Return the listing below unchanged, minus its pictures.
--- BEGIN ---
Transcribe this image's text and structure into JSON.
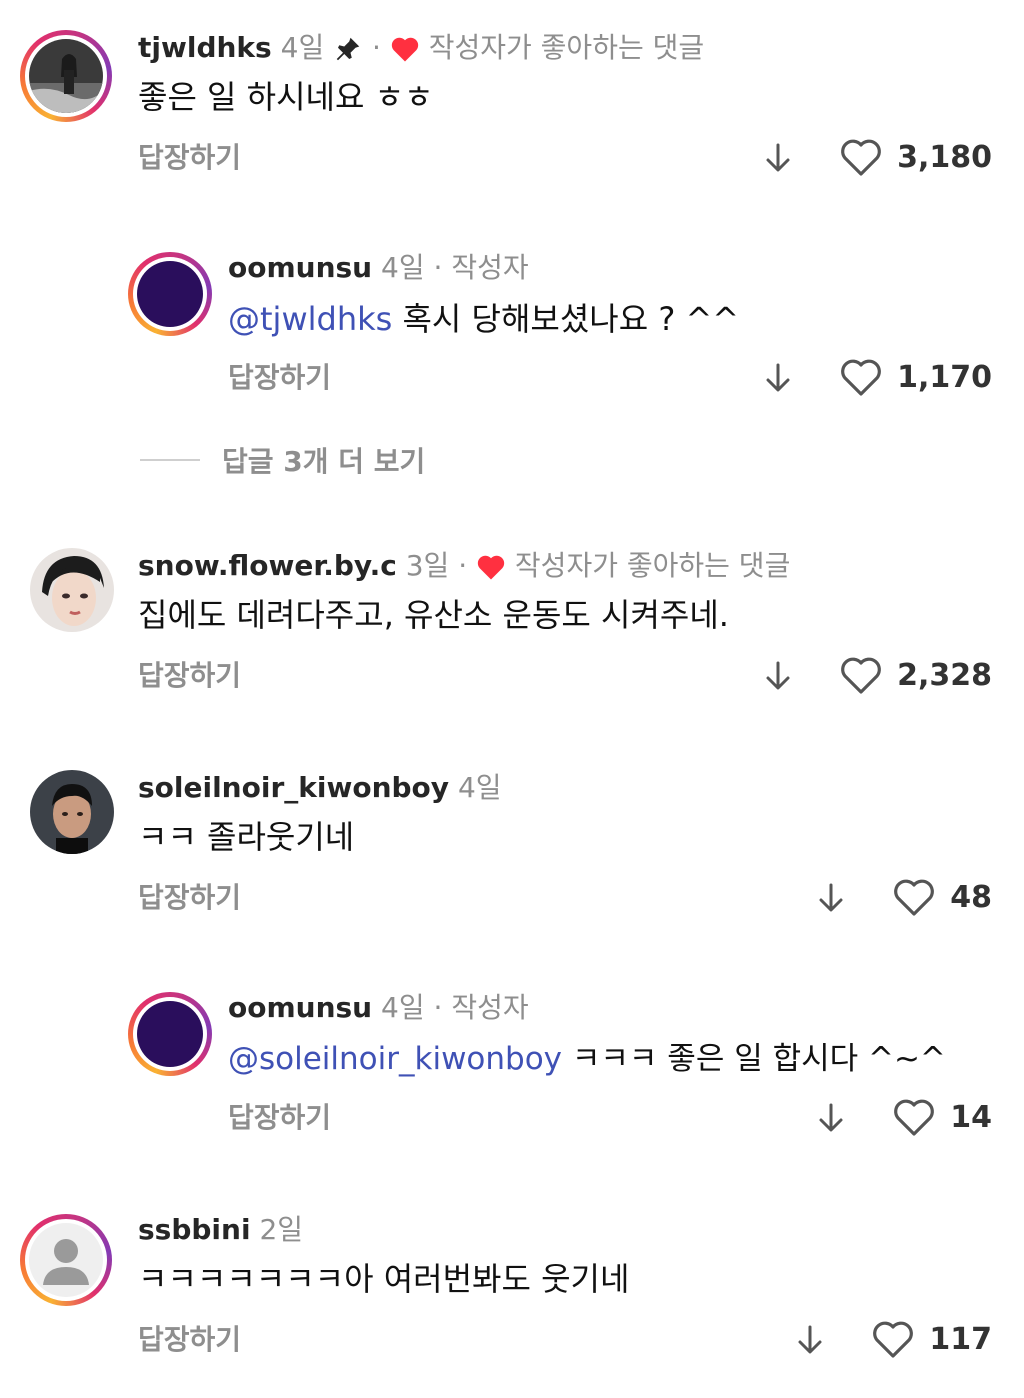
{
  "comments": [
    {
      "username": "tjwldhks",
      "time": "4일",
      "pinned": true,
      "creator_liked_label": "작성자가 좋아하는 댓글",
      "text": "좋은 일 하시네요 ㅎㅎ",
      "reply_label": "답장하기",
      "likes": "3,180"
    },
    {
      "username": "oomunsu",
      "time": "4일",
      "author_label": "작성자",
      "mention": "@tjwldhks",
      "text": " 혹시 당해보셨나요 ? ^^",
      "reply_label": "답장하기",
      "likes": "1,170"
    },
    {
      "username": "snow.flower.by.c",
      "time": "3일",
      "creator_liked_label": "작성자가 좋아하는 댓글",
      "text": "집에도 데려다주고, 유산소 운동도 시켜주네.",
      "reply_label": "답장하기",
      "likes": "2,328"
    },
    {
      "username": "soleilnoir_kiwonboy",
      "time": "4일",
      "text": "ㅋㅋ 졸라웃기네",
      "reply_label": "답장하기",
      "likes": "48"
    },
    {
      "username": "oomunsu",
      "time": "4일",
      "author_label": "작성자",
      "mention": "@soleilnoir_kiwonboy",
      "text": " ㅋㅋㅋ 좋은 일 합시다 ^~^",
      "reply_label": "답장하기",
      "likes": "14"
    },
    {
      "username": "ssbbini",
      "time": "2일",
      "text": "ㅋㅋㅋㅋㅋㅋㅋ아 여러번봐도 웃기네",
      "reply_label": "답장하기",
      "likes": "117"
    }
  ],
  "more_replies_label": "답글 3개 더 보기",
  "colors": {
    "mention": "#3f51b5",
    "heart_red": "#ff3040",
    "muted": "#8e8e8e",
    "author_avatar": "#2a0e5c"
  },
  "icons": [
    "pin-icon",
    "heart-icon",
    "download-arrow-icon",
    "default-avatar-icon"
  ]
}
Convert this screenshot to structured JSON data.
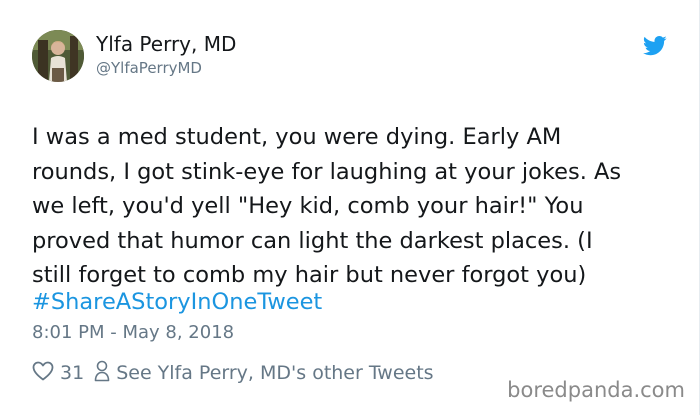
{
  "author": {
    "name": "Ylfa Perry, MD",
    "handle": "@YlfaPerryMD"
  },
  "icons": {
    "avatar": "avatar-photo",
    "brand": "twitter-bird-icon",
    "like": "heart-icon",
    "profile": "person-icon"
  },
  "tweet": {
    "text": "I was a med student, you were dying. Early AM\nrounds, I got stink-eye for laughing at your jokes. As\nwe left, you'd yell \"Hey kid, comb your hair!\" You\nproved that humor can light the darkest places. (I\nstill forget to comb my hair but never forgot you)",
    "hashtag": "#ShareAStoryInOneTweet",
    "timestamp": "8:01 PM - May 8, 2018"
  },
  "actions": {
    "like_count": "31",
    "other_tweets_label": "See Ylfa Perry, MD's other Tweets"
  },
  "watermark": "boredpanda.com",
  "colors": {
    "link": "#1b95e0",
    "twitter_blue": "#1da1f2",
    "secondary_text": "#657786",
    "primary_text": "#14171a"
  }
}
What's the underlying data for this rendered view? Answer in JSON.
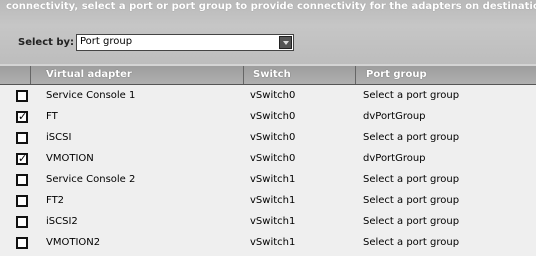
{
  "instruction": "connectivity, select a port or port group to provide connectivity for the adapters on destination.",
  "select_by": {
    "label": "Select by:",
    "value": "Port group"
  },
  "table": {
    "headers": {
      "adapter": "Virtual adapter",
      "switch": "Switch",
      "port_group": "Port group"
    },
    "rows": [
      {
        "checked": false,
        "adapter": "Service Console 1",
        "switch": "vSwitch0",
        "port_group": "Select a port group"
      },
      {
        "checked": true,
        "adapter": "FT",
        "switch": "vSwitch0",
        "port_group": "dvPortGroup"
      },
      {
        "checked": false,
        "adapter": "iSCSI",
        "switch": "vSwitch0",
        "port_group": "Select a port group"
      },
      {
        "checked": true,
        "adapter": "VMOTION",
        "switch": "vSwitch0",
        "port_group": "dvPortGroup"
      },
      {
        "checked": false,
        "adapter": "Service Console 2",
        "switch": "vSwitch1",
        "port_group": "Select a port group"
      },
      {
        "checked": false,
        "adapter": "FT2",
        "switch": "vSwitch1",
        "port_group": "Select a port group"
      },
      {
        "checked": false,
        "adapter": "iSCSI2",
        "switch": "vSwitch1",
        "port_group": "Select a port group"
      },
      {
        "checked": false,
        "adapter": "VMOTION2",
        "switch": "vSwitch1",
        "port_group": "Select a port group"
      }
    ]
  }
}
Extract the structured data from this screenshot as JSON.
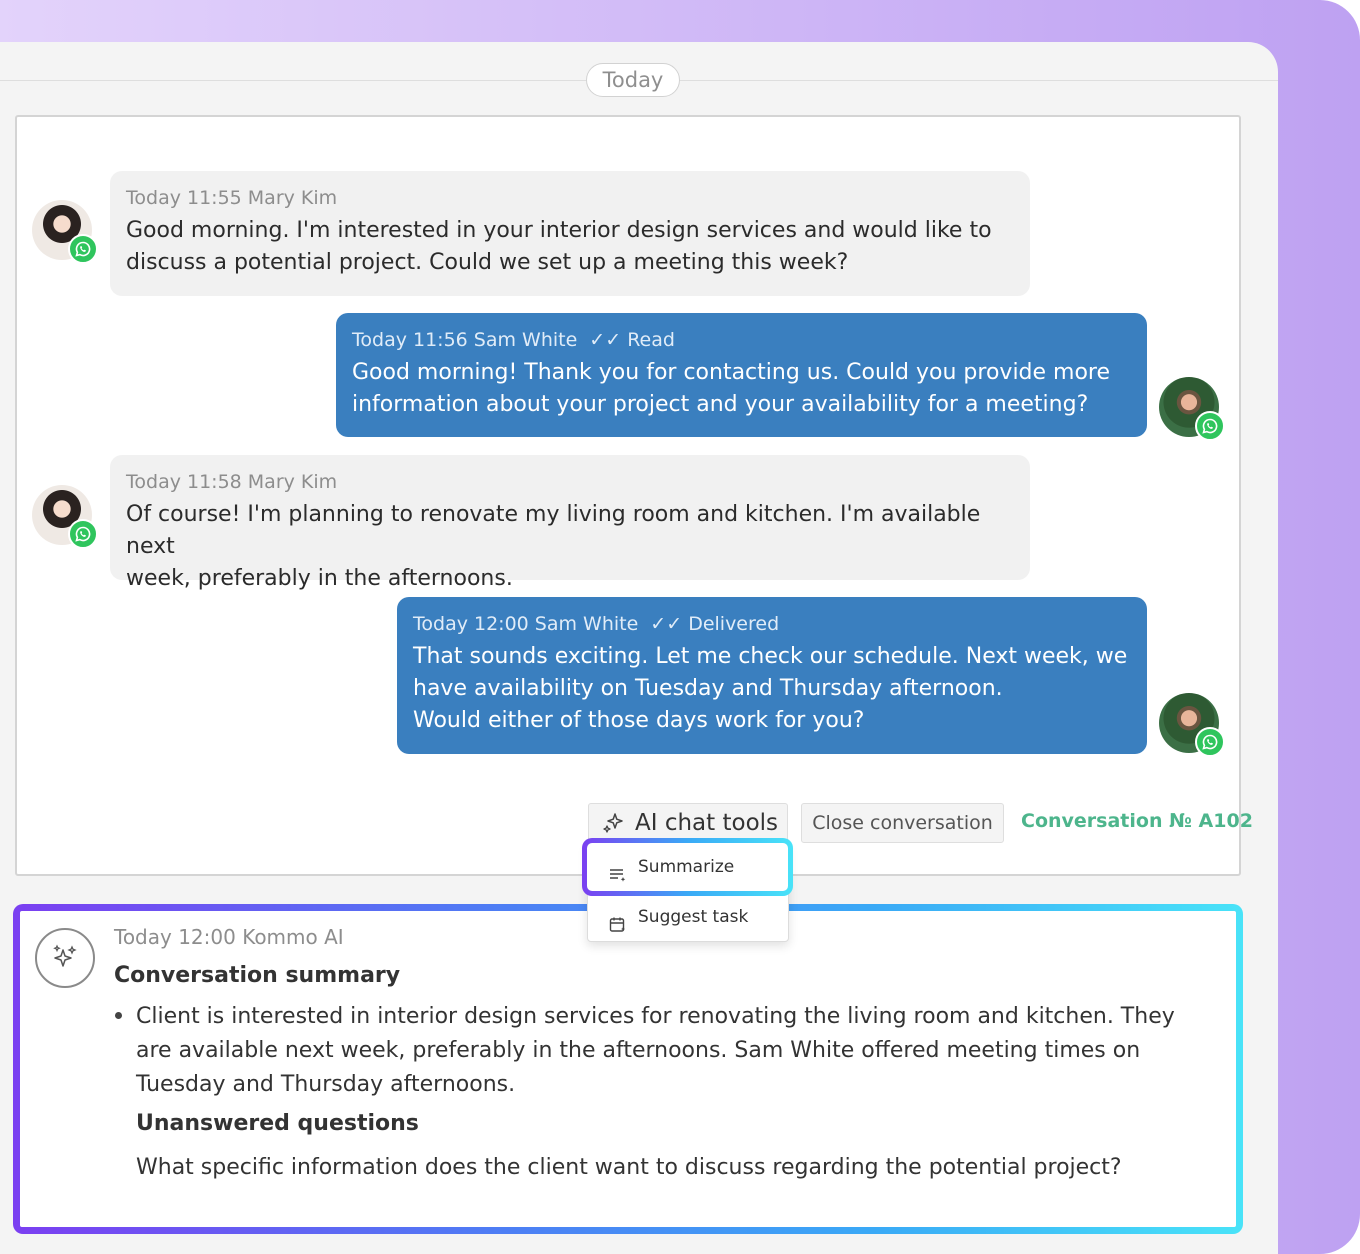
{
  "date_separator": "Today",
  "messages": [
    {
      "meta": "Today 11:55 Mary Kim",
      "status": "",
      "text": "Good morning. I'm interested in your interior design services and would like to\ndiscuss a potential project. Could we set up a meeting this week?"
    },
    {
      "meta": "Today 11:56 Sam White",
      "status": "Read",
      "text": "Good morning! Thank you for contacting us. Could you provide more\ninformation about your project and your availability for a meeting?"
    },
    {
      "meta": "Today 11:58 Mary Kim",
      "status": "",
      "text": "Of course! I'm planning to renovate my living room and kitchen. I'm available next\nweek, preferably in the afternoons."
    },
    {
      "meta": "Today 12:00 Sam White",
      "status": "Delivered",
      "text": "That sounds exciting. Let me check our schedule. Next week, we\nhave availability on Tuesday and Thursday afternoon.\nWould either of those days work for you?"
    }
  ],
  "toolbar": {
    "ai_tools_label": "AI chat tools",
    "close_label": "Close conversation",
    "conversation_number": "Conversation № A102"
  },
  "ai_menu": {
    "items": [
      {
        "label": "Summarize",
        "icon": "summarize-icon"
      },
      {
        "label": "Suggest task",
        "icon": "calendar-task-icon"
      }
    ]
  },
  "summary": {
    "meta": "Today 12:00 Kommo AI",
    "title": "Conversation summary",
    "text": "Client is interested in interior design services for renovating the living room and kitchen. They are available next week, preferably in the afternoons. Sam White offered meeting times on Tuesday and Thursday afternoons.",
    "subheading": "Unanswered questions",
    "question": "What specific information does the client want to discuss regarding the potential project?"
  },
  "colors": {
    "outgoing_bubble": "#3a7fbf",
    "incoming_bubble": "#f1f1f1",
    "whatsapp": "#2fc55d",
    "conversation_number": "#4db58c"
  }
}
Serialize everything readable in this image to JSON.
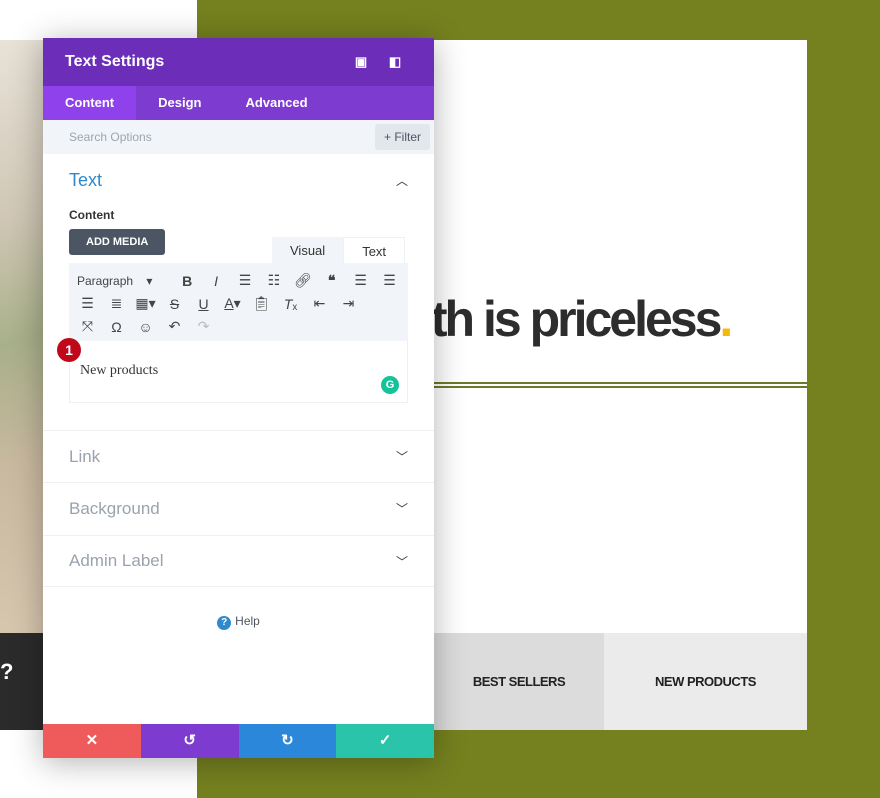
{
  "background": {
    "headline": "lth is priceless",
    "headline_dot": ".",
    "left_bar_text": "?",
    "tabs": [
      "BEST SELLERS",
      "NEW PRODUCTS"
    ]
  },
  "panel": {
    "title": "Text Settings",
    "header_icons": [
      "expand-icon",
      "sidebar-icon"
    ],
    "tabs": [
      "Content",
      "Design",
      "Advanced"
    ],
    "active_tab": "Content",
    "search_placeholder": "Search Options",
    "filter_label": "+ Filter",
    "text_section": {
      "title": "Text",
      "content_label": "Content",
      "add_media": "ADD MEDIA",
      "editor_tabs": [
        "Visual",
        "Text"
      ],
      "format_select": "Paragraph",
      "content": "New products",
      "badge": "1"
    },
    "sections": [
      "Link",
      "Background",
      "Admin Label"
    ],
    "help": "Help"
  },
  "colors": {
    "purple": "#6c2eb9",
    "olive": "#75801f",
    "cancel": "#ef5a5a",
    "undo": "#7e3bd0",
    "redo": "#2b87da",
    "save": "#29c4a9"
  }
}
--- END ---
* _The output_:
Transcribe this image's text and structure into JSON.
{
  "comments": [
    {
      "username": "tjwldhks",
      "time": "4일",
      "pinned": true,
      "creator_liked_label": "작성자가 좋아하는 댓글",
      "text": "좋은 일 하시네요 ㅎㅎ",
      "reply_label": "답장하기",
      "likes": "3,180"
    },
    {
      "username": "oomunsu",
      "time": "4일",
      "author_label": "작성자",
      "mention": "@tjwldhks",
      "text": " 혹시 당해보셨나요 ? ^^",
      "reply_label": "답장하기",
      "likes": "1,170"
    },
    {
      "username": "snow.flower.by.c",
      "time": "3일",
      "creator_liked_label": "작성자가 좋아하는 댓글",
      "text": "집에도 데려다주고, 유산소 운동도 시켜주네.",
      "reply_label": "답장하기",
      "likes": "2,328"
    },
    {
      "username": "soleilnoir_kiwonboy",
      "time": "4일",
      "text": "ㅋㅋ 졸라웃기네",
      "reply_label": "답장하기",
      "likes": "48"
    },
    {
      "username": "oomunsu",
      "time": "4일",
      "author_label": "작성자",
      "mention": "@soleilnoir_kiwonboy",
      "text": " ㅋㅋㅋ 좋은 일 합시다 ^~^",
      "reply_label": "답장하기",
      "likes": "14"
    },
    {
      "username": "ssbbini",
      "time": "2일",
      "text": "ㅋㅋㅋㅋㅋㅋㅋ아 여러번봐도 웃기네",
      "reply_label": "답장하기",
      "likes": "117"
    }
  ],
  "more_replies_label": "답글 3개 더 보기",
  "colors": {
    "mention": "#3f51b5",
    "heart_red": "#ff3040",
    "muted": "#8e8e8e",
    "author_avatar": "#2a0e5c"
  },
  "icons": [
    "pin-icon",
    "heart-icon",
    "download-arrow-icon",
    "default-avatar-icon"
  ]
}
Convert this screenshot to structured JSON data.
{
  "author": {
    "name": "Ylfa Perry, MD",
    "handle": "@YlfaPerryMD"
  },
  "icons": {
    "avatar": "avatar-photo",
    "brand": "twitter-bird-icon",
    "like": "heart-icon",
    "profile": "person-icon"
  },
  "tweet": {
    "text": "I was a med student, you were dying. Early AM\nrounds, I got stink-eye for laughing at your jokes. As\nwe left, you'd yell \"Hey kid, comb your hair!\" You\nproved that humor can light the darkest places. (I\nstill forget to comb my hair but never forgot you)",
    "hashtag": "#ShareAStoryInOneTweet",
    "timestamp": "8:01 PM - May 8, 2018"
  },
  "actions": {
    "like_count": "31",
    "other_tweets_label": "See Ylfa Perry, MD's other Tweets"
  },
  "watermark": "boredpanda.com",
  "colors": {
    "link": "#1b95e0",
    "twitter_blue": "#1da1f2",
    "secondary_text": "#657786",
    "primary_text": "#14171a"
  }
}
What's the underlying data for this rendered view? Answer in JSON.
{
  "instruction": "connectivity, select a port or port group to provide connectivity for the adapters on destination.",
  "select_by": {
    "label": "Select by:",
    "value": "Port group"
  },
  "table": {
    "headers": {
      "adapter": "Virtual adapter",
      "switch": "Switch",
      "port_group": "Port group"
    },
    "rows": [
      {
        "checked": false,
        "adapter": "Service Console 1",
        "switch": "vSwitch0",
        "port_group": "Select a port group"
      },
      {
        "checked": true,
        "adapter": "FT",
        "switch": "vSwitch0",
        "port_group": "dvPortGroup"
      },
      {
        "checked": false,
        "adapter": "iSCSI",
        "switch": "vSwitch0",
        "port_group": "Select a port group"
      },
      {
        "checked": true,
        "adapter": "VMOTION",
        "switch": "vSwitch0",
        "port_group": "dvPortGroup"
      },
      {
        "checked": false,
        "adapter": "Service Console 2",
        "switch": "vSwitch1",
        "port_group": "Select a port group"
      },
      {
        "checked": false,
        "adapter": "FT2",
        "switch": "vSwitch1",
        "port_group": "Select a port group"
      },
      {
        "checked": false,
        "adapter": "iSCSI2",
        "switch": "vSwitch1",
        "port_group": "Select a port group"
      },
      {
        "checked": false,
        "adapter": "VMOTION2",
        "switch": "vSwitch1",
        "port_group": "Select a port group"
      }
    ]
  }
}
Extract the structured data from this screenshot as JSON.
{
  "date_separator": "Today",
  "messages": [
    {
      "meta": "Today 11:55 Mary Kim",
      "status": "",
      "text": "Good morning. I'm interested in your interior design services and would like to\ndiscuss a potential project. Could we set up a meeting this week?"
    },
    {
      "meta": "Today 11:56 Sam White",
      "status": "Read",
      "text": "Good morning! Thank you for contacting us. Could you provide more\ninformation about your project and your availability for a meeting?"
    },
    {
      "meta": "Today 11:58 Mary Kim",
      "status": "",
      "text": "Of course! I'm planning to renovate my living room and kitchen. I'm available next\nweek, preferably in the afternoons."
    },
    {
      "meta": "Today 12:00 Sam White",
      "status": "Delivered",
      "text": "That sounds exciting. Let me check our schedule. Next week, we\nhave availability on Tuesday and Thursday afternoon.\nWould either of those days work for you?"
    }
  ],
  "toolbar": {
    "ai_tools_label": "AI chat tools",
    "close_label": "Close conversation",
    "conversation_number": "Conversation № A102"
  },
  "ai_menu": {
    "items": [
      {
        "label": "Summarize",
        "icon": "summarize-icon"
      },
      {
        "label": "Suggest task",
        "icon": "calendar-task-icon"
      }
    ]
  },
  "summary": {
    "meta": "Today 12:00 Kommo AI",
    "title": "Conversation summary",
    "text": "Client is interested in interior design services for renovating the living room and kitchen. They are available next week, preferably in the afternoons. Sam White offered meeting times on Tuesday and Thursday afternoons.",
    "subheading": "Unanswered questions",
    "question": "What specific information does the client want to discuss regarding the potential project?"
  },
  "colors": {
    "outgoing_bubble": "#3a7fbf",
    "incoming_bubble": "#f1f1f1",
    "whatsapp": "#2fc55d",
    "conversation_number": "#4db58c"
  }
}
Serialize everything readable in this image to JSON.
{
  "background": {
    "headline": "lth is priceless",
    "headline_dot": ".",
    "left_bar_text": "?",
    "tabs": [
      "BEST SELLERS",
      "NEW PRODUCTS"
    ]
  },
  "panel": {
    "title": "Text Settings",
    "header_icons": [
      "expand-icon",
      "sidebar-icon"
    ],
    "tabs": [
      "Content",
      "Design",
      "Advanced"
    ],
    "active_tab": "Content",
    "search_placeholder": "Search Options",
    "filter_label": "+ Filter",
    "text_section": {
      "title": "Text",
      "content_label": "Content",
      "add_media": "ADD MEDIA",
      "editor_tabs": [
        "Visual",
        "Text"
      ],
      "format_select": "Paragraph",
      "content": "New products",
      "badge": "1"
    },
    "sections": [
      "Link",
      "Background",
      "Admin Label"
    ],
    "help": "Help"
  },
  "colors": {
    "purple": "#6c2eb9",
    "olive": "#75801f",
    "cancel": "#ef5a5a",
    "undo": "#7e3bd0",
    "redo": "#2b87da",
    "save": "#29c4a9"
  }
}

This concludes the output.